GOAL: Reproduce every line of the data below without any changes, leaving out the pictures.

○ ○ ○ ○

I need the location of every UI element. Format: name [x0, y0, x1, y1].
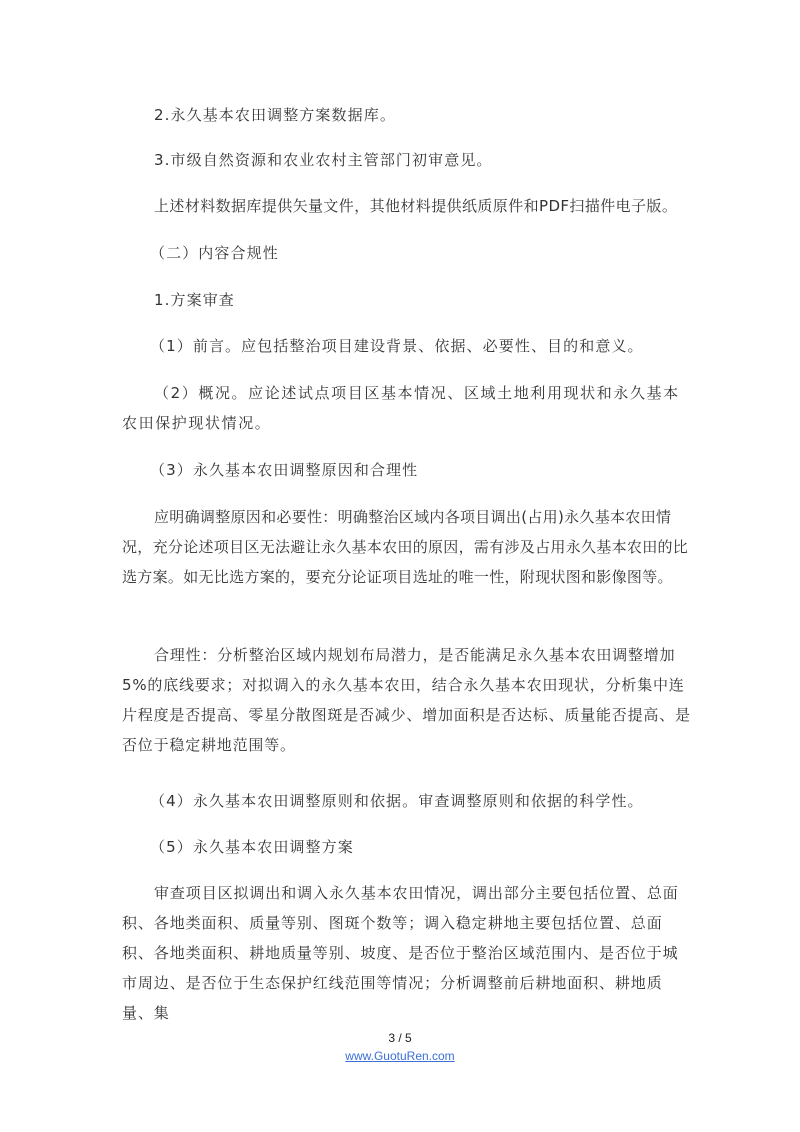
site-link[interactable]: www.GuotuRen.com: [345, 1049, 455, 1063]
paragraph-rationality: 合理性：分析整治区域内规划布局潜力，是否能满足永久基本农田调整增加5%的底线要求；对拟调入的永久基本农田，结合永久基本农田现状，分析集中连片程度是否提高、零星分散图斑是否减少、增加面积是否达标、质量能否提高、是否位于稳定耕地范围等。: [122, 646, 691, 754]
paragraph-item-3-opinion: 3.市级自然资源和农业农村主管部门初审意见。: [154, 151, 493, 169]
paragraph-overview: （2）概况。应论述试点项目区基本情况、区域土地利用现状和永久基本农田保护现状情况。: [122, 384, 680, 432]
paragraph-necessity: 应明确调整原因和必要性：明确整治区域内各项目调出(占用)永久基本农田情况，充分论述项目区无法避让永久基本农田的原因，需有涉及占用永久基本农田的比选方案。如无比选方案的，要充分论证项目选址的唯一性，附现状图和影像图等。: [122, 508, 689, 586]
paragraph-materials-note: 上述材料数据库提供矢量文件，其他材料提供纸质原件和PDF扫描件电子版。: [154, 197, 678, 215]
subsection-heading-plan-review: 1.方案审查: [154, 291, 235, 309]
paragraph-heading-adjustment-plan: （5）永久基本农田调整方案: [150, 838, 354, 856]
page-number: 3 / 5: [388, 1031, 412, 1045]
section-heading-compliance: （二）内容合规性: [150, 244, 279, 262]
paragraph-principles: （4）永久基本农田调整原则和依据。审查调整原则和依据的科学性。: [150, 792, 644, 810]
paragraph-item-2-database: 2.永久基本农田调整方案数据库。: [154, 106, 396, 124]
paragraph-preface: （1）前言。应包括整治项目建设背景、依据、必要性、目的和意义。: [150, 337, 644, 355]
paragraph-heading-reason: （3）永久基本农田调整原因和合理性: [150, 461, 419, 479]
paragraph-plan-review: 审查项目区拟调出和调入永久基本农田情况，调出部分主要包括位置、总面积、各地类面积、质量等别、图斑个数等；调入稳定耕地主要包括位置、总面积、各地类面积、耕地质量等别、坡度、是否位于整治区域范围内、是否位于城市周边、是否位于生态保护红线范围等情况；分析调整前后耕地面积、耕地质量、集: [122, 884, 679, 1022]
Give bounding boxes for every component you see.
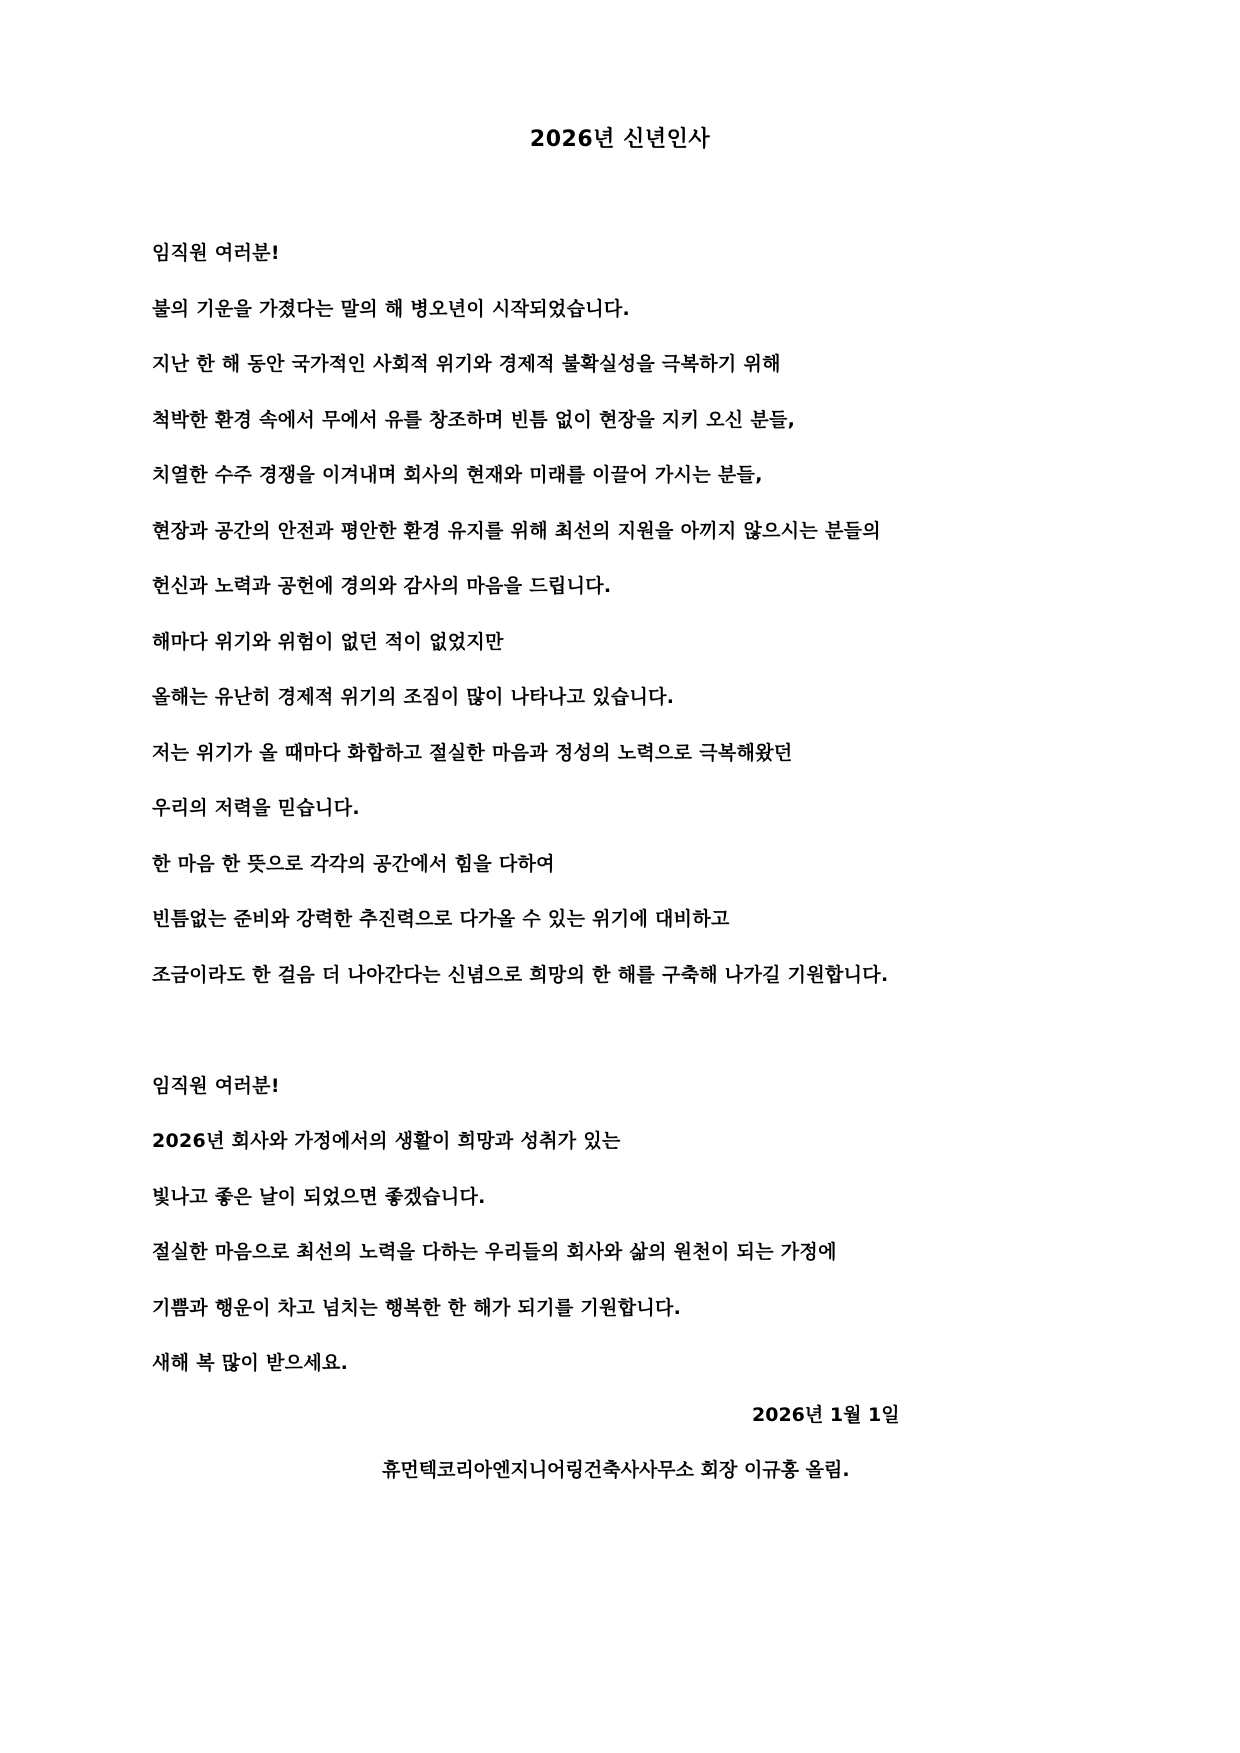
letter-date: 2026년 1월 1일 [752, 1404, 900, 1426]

○ ○ ○ ○

RESULT BELOW:
I need the location of every UI element. Format: name [x0, y0, x1, y1].
site-link[interactable]: www.GuotuRen.com: [345, 1049, 455, 1063]
paragraph-rationality: 合理性：分析整治区域内规划布局潜力，是否能满足永久基本农田调整增加5%的底线要求；对拟调入的永久基本农田，结合永久基本农田现状，分析集中连片程度是否提高、零星分散图斑是否减少、增加面积是否达标、质量能否提高、是否位于稳定耕地范围等。: [122, 646, 691, 754]
paragraph-item-3-opinion: 3.市级自然资源和农业农村主管部门初审意见。: [154, 151, 493, 169]
paragraph-overview: （2）概况。应论述试点项目区基本情况、区域土地利用现状和永久基本农田保护现状情况。: [122, 384, 680, 432]
paragraph-necessity: 应明确调整原因和必要性：明确整治区域内各项目调出(占用)永久基本农田情况，充分论述项目区无法避让永久基本农田的原因，需有涉及占用永久基本农田的比选方案。如无比选方案的，要充分论证项目选址的唯一性，附现状图和影像图等。: [122, 508, 689, 586]
paragraph-materials-note: 上述材料数据库提供矢量文件，其他材料提供纸质原件和PDF扫描件电子版。: [154, 197, 678, 215]
subsection-heading-plan-review: 1.方案审查: [154, 291, 235, 309]
paragraph-heading-adjustment-plan: （5）永久基本农田调整方案: [150, 838, 354, 856]
page-number: 3 / 5: [388, 1031, 412, 1045]
section-heading-compliance: （二）内容合规性: [150, 244, 279, 262]
paragraph-principles: （4）永久基本农田调整原则和依据。审查调整原则和依据的科学性。: [150, 792, 644, 810]
paragraph-item-2-database: 2.永久基本农田调整方案数据库。: [154, 106, 396, 124]
paragraph-preface: （1）前言。应包括整治项目建设背景、依据、必要性、目的和意义。: [150, 337, 644, 355]
paragraph-heading-reason: （3）永久基本农田调整原因和合理性: [150, 461, 419, 479]
paragraph-plan-review: 审查项目区拟调出和调入永久基本农田情况，调出部分主要包括位置、总面积、各地类面积、质量等别、图斑个数等；调入稳定耕地主要包括位置、总面积、各地类面积、耕地质量等别、坡度、是否位于整治区域范围内、是否位于城市周边、是否位于生态保护红线范围等情况；分析调整前后耕地面积、耕地质量、集: [122, 884, 679, 1022]
Give bounding boxes for every component you see.
letter-date: 2026년 1월 1일 [752, 1404, 900, 1426]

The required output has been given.